***** Entries shown

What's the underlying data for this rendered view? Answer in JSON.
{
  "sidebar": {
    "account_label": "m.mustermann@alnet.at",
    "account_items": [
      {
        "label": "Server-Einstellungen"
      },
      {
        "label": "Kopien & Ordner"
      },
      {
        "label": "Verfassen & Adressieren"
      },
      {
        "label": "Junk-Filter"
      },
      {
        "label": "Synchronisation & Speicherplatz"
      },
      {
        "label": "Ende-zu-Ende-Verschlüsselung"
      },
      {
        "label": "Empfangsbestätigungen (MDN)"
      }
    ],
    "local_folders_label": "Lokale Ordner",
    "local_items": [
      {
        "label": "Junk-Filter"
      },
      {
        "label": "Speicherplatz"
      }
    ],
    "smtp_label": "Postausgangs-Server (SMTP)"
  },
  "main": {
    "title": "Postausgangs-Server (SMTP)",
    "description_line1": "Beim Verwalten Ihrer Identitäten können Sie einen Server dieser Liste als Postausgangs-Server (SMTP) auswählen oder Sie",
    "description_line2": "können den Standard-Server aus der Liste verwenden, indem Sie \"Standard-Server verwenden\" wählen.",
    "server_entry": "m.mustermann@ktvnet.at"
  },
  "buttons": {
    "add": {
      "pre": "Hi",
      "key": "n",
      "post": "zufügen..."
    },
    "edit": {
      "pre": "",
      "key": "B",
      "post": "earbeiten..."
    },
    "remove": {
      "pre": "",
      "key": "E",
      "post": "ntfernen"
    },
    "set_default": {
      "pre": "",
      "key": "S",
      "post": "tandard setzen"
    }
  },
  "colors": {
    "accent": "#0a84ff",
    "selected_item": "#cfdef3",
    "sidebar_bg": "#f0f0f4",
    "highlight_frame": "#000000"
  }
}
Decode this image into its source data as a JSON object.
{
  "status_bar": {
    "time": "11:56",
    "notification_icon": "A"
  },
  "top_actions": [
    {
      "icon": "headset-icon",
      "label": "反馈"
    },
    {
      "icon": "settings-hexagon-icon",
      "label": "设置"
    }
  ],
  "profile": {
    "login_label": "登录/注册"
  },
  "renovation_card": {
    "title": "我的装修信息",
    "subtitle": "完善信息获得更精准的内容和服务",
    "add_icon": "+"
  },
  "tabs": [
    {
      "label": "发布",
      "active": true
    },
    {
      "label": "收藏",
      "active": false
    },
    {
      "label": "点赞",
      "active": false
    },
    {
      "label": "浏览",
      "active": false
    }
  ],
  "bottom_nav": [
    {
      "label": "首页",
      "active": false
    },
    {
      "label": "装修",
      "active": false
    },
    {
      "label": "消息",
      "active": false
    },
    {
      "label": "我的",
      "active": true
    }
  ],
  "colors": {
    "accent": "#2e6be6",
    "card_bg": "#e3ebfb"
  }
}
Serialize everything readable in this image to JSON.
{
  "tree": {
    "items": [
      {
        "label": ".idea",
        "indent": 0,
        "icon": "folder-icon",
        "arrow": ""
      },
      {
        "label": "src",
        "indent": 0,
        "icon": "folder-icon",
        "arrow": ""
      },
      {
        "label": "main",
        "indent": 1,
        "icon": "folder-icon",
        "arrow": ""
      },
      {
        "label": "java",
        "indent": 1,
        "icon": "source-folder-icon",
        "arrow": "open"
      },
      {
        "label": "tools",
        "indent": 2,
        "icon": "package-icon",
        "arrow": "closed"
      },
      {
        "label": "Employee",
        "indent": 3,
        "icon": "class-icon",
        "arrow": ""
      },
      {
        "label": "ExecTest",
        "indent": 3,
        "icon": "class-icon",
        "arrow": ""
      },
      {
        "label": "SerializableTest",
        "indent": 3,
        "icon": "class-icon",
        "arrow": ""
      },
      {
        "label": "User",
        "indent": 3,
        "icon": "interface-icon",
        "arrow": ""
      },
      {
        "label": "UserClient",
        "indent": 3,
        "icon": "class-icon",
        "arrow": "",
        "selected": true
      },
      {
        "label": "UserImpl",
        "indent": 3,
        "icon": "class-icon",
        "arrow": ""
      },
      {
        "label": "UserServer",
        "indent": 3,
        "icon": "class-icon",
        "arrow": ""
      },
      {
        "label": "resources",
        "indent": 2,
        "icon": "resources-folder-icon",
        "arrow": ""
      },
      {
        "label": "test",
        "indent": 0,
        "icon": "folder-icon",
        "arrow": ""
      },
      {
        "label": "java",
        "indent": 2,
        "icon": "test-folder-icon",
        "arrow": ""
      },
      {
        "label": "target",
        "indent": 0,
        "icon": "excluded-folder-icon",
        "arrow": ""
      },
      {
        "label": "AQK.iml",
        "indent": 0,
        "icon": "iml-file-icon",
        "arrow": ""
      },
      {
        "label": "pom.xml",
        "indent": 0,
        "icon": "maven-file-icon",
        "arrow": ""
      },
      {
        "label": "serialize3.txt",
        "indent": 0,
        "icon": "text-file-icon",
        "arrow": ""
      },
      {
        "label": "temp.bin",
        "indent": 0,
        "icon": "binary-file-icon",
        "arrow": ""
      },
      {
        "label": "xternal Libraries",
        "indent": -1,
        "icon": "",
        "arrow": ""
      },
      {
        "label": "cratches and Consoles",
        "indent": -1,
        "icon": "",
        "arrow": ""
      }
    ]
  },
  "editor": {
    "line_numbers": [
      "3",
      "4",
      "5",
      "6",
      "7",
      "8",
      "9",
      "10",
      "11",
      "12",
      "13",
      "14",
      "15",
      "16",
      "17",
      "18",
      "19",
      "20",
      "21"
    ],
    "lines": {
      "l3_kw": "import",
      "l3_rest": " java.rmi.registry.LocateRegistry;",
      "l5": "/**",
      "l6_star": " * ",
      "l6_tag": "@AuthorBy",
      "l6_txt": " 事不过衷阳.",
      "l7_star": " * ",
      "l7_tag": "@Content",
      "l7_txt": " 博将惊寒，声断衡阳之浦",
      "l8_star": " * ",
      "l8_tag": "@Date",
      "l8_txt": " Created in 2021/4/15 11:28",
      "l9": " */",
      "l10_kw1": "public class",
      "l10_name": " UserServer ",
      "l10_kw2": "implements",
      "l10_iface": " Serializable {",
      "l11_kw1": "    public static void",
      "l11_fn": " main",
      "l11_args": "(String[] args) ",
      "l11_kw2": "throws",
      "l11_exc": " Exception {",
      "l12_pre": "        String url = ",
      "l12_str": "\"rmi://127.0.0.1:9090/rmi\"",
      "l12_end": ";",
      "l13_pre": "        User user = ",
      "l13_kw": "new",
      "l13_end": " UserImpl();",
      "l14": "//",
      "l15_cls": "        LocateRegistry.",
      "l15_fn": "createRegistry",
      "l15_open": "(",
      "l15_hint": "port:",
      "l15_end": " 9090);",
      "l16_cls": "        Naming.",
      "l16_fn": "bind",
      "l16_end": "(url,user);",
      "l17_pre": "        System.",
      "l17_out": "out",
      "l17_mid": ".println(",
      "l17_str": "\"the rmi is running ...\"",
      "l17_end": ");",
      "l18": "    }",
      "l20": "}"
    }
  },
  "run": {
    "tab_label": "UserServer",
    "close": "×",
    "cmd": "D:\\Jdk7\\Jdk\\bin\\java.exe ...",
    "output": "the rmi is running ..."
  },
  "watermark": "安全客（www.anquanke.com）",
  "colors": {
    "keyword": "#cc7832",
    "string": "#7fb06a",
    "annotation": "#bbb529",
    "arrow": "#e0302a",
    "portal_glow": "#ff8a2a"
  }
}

**********

_Task description_. What do the records say? Quote them all exactly.

_Task answer_.
What's the underlying data for this rendered view? Answer in JSON.
{
  "sidebar": {
    "account_label": "m.mustermann@alnet.at",
    "account_items": [
      {
        "label": "Server-Einstellungen"
      },
      {
        "label": "Kopien & Ordner"
      },
      {
        "label": "Verfassen & Adressieren"
      },
      {
        "label": "Junk-Filter"
      },
      {
        "label": "Synchronisation & Speicherplatz"
      },
      {
        "label": "Ende-zu-Ende-Verschlüsselung"
      },
      {
        "label": "Empfangsbestätigungen (MDN)"
      }
    ],
    "local_folders_label": "Lokale Ordner",
    "local_items": [
      {
        "label": "Junk-Filter"
      },
      {
        "label": "Speicherplatz"
      }
    ],
    "smtp_label": "Postausgangs-Server (SMTP)"
  },
  "main": {
    "title": "Postausgangs-Server (SMTP)",
    "description_line1": "Beim Verwalten Ihrer Identitäten können Sie einen Server dieser Liste als Postausgangs-Server (SMTP) auswählen oder Sie",
    "description_line2": "können den Standard-Server aus der Liste verwenden, indem Sie \"Standard-Server verwenden\" wählen.",
    "server_entry": "m.mustermann@ktvnet.at"
  },
  "buttons": {
    "add": {
      "pre": "Hi",
      "key": "n",
      "post": "zufügen..."
    },
    "edit": {
      "pre": "",
      "key": "B",
      "post": "earbeiten..."
    },
    "remove": {
      "pre": "",
      "key": "E",
      "post": "ntfernen"
    },
    "set_default": {
      "pre": "",
      "key": "S",
      "post": "tandard setzen"
    }
  },
  "colors": {
    "accent": "#0a84ff",
    "selected_item": "#cfdef3",
    "sidebar_bg": "#f0f0f4",
    "highlight_frame": "#000000"
  }
}
Decode this image into its source data as a JSON object.
{
  "status_bar": {
    "time": "11:56",
    "notification_icon": "A"
  },
  "top_actions": [
    {
      "icon": "headset-icon",
      "label": "反馈"
    },
    {
      "icon": "settings-hexagon-icon",
      "label": "设置"
    }
  ],
  "profile": {
    "login_label": "登录/注册"
  },
  "renovation_card": {
    "title": "我的装修信息",
    "subtitle": "完善信息获得更精准的内容和服务",
    "add_icon": "+"
  },
  "tabs": [
    {
      "label": "发布",
      "active": true
    },
    {
      "label": "收藏",
      "active": false
    },
    {
      "label": "点赞",
      "active": false
    },
    {
      "label": "浏览",
      "active": false
    }
  ],
  "bottom_nav": [
    {
      "label": "首页",
      "active": false
    },
    {
      "label": "装修",
      "active": false
    },
    {
      "label": "消息",
      "active": false
    },
    {
      "label": "我的",
      "active": true
    }
  ],
  "colors": {
    "accent": "#2e6be6",
    "card_bg": "#e3ebfb"
  }
}
Serialize everything readable in this image to JSON.
{
  "tree": {
    "items": [
      {
        "label": ".idea",
        "indent": 0,
        "icon": "folder-icon",
        "arrow": ""
      },
      {
        "label": "src",
        "indent": 0,
        "icon": "folder-icon",
        "arrow": ""
      },
      {
        "label": "main",
        "indent": 1,
        "icon": "folder-icon",
        "arrow": ""
      },
      {
        "label": "java",
        "indent": 1,
        "icon": "source-folder-icon",
        "arrow": "open"
      },
      {
        "label": "tools",
        "indent": 2,
        "icon": "package-icon",
        "arrow": "closed"
      },
      {
        "label": "Employee",
        "indent": 3,
        "icon": "class-icon",
        "arrow": ""
      },
      {
        "label": "ExecTest",
        "indent": 3,
        "icon": "class-icon",
        "arrow": ""
      },
      {
        "label": "SerializableTest",
        "indent": 3,
        "icon": "class-icon",
        "arrow": ""
      },
      {
        "label": "User",
        "indent": 3,
        "icon": "interface-icon",
        "arrow": ""
      },
      {
        "label": "UserClient",
        "indent": 3,
        "icon": "class-icon",
        "arrow": "",
        "selected": true
      },
      {
        "label": "UserImpl",
        "indent": 3,
        "icon": "class-icon",
        "arrow": ""
      },
      {
        "label": "UserServer",
        "indent": 3,
        "icon": "class-icon",
        "arrow": ""
      },
      {
        "label": "resources",
        "indent": 2,
        "icon": "resources-folder-icon",
        "arrow": ""
      },
      {
        "label": "test",
        "indent": 0,
        "icon": "folder-icon",
        "arrow": ""
      },
      {
        "label": "java",
        "indent": 2,
        "icon": "test-folder-icon",
        "arrow": ""
      },
      {
        "label": "target",
        "indent": 0,
        "icon": "excluded-folder-icon",
        "arrow": ""
      },
      {
        "label": "AQK.iml",
        "indent": 0,
        "icon": "iml-file-icon",
        "arrow": ""
      },
      {
        "label": "pom.xml",
        "indent": 0,
        "icon": "maven-file-icon",
        "arrow": ""
      },
      {
        "label": "serialize3.txt",
        "indent": 0,
        "icon": "text-file-icon",
        "arrow": ""
      },
      {
        "label": "temp.bin",
        "indent": 0,
        "icon": "binary-file-icon",
        "arrow": ""
      },
      {
        "label": "xternal Libraries",
        "indent": -1,
        "icon": "",
        "arrow": ""
      },
      {
        "label": "cratches and Consoles",
        "indent": -1,
        "icon": "",
        "arrow": ""
      }
    ]
  },
  "editor": {
    "line_numbers": [
      "3",
      "4",
      "5",
      "6",
      "7",
      "8",
      "9",
      "10",
      "11",
      "12",
      "13",
      "14",
      "15",
      "16",
      "17",
      "18",
      "19",
      "20",
      "21"
    ],
    "lines": {
      "l3_kw": "import",
      "l3_rest": " java.rmi.registry.LocateRegistry;",
      "l5": "/**",
      "l6_star": " * ",
      "l6_tag": "@AuthorBy",
      "l6_txt": " 事不过衷阳.",
      "l7_star": " * ",
      "l7_tag": "@Content",
      "l7_txt": " 博将惊寒，声断衡阳之浦",
      "l8_star": " * ",
      "l8_tag": "@Date",
      "l8_txt": " Created in 2021/4/15 11:28",
      "l9": " */",
      "l10_kw1": "public class",
      "l10_name": " UserServer ",
      "l10_kw2": "implements",
      "l10_iface": " Serializable {",
      "l11_kw1": "    public static void",
      "l11_fn": " main",
      "l11_args": "(String[] args) ",
      "l11_kw2": "throws",
      "l11_exc": " Exception {",
      "l12_pre": "        String url = ",
      "l12_str": "\"rmi://127.0.0.1:9090/rmi\"",
      "l12_end": ";",
      "l13_pre": "        User user = ",
      "l13_kw": "new",
      "l13_end": " UserImpl();",
      "l14": "//",
      "l15_cls": "        LocateRegistry.",
      "l15_fn": "createRegistry",
      "l15_open": "(",
      "l15_hint": "port:",
      "l15_end": " 9090);",
      "l16_cls": "        Naming.",
      "l16_fn": "bind",
      "l16_end": "(url,user);",
      "l17_pre": "        System.",
      "l17_out": "out",
      "l17_mid": ".println(",
      "l17_str": "\"the rmi is running ...\"",
      "l17_end": ");",
      "l18": "    }",
      "l20": "}"
    }
  },
  "run": {
    "tab_label": "UserServer",
    "close": "×",
    "cmd": "D:\\Jdk7\\Jdk\\bin\\java.exe ...",
    "output": "the rmi is running ..."
  },
  "watermark": "安全客（www.anquanke.com）",
  "colors": {
    "keyword": "#cc7832",
    "string": "#7fb06a",
    "annotation": "#bbb529",
    "arrow": "#e0302a",
    "portal_glow": "#ff8a2a"
  }
}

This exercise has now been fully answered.